- REQUEST: Look through the listing for the word "Instant". Copy each line that has it.

- DATASET EXCERPTS:
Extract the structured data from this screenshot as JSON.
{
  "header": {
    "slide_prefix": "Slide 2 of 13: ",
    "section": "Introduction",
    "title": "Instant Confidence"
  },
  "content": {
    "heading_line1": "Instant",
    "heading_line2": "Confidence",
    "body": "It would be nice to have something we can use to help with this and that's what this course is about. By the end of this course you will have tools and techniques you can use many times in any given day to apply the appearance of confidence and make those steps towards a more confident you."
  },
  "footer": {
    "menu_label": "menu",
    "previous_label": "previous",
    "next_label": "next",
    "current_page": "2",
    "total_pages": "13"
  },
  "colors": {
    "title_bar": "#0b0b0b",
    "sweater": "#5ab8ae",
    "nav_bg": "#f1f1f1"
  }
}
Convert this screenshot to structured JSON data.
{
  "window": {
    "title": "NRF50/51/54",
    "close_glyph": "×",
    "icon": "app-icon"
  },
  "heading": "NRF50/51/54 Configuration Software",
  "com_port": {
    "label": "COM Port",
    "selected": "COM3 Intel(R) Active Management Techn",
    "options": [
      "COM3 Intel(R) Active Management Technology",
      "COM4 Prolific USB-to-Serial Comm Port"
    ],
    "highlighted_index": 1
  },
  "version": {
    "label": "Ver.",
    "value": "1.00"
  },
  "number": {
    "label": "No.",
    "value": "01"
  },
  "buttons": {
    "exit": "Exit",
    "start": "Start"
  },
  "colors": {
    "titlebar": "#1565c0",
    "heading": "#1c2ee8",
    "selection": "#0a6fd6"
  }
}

- CORRECT OUTPUT:
    "title": "Instant Confidence"
    "heading_line1": "Instant",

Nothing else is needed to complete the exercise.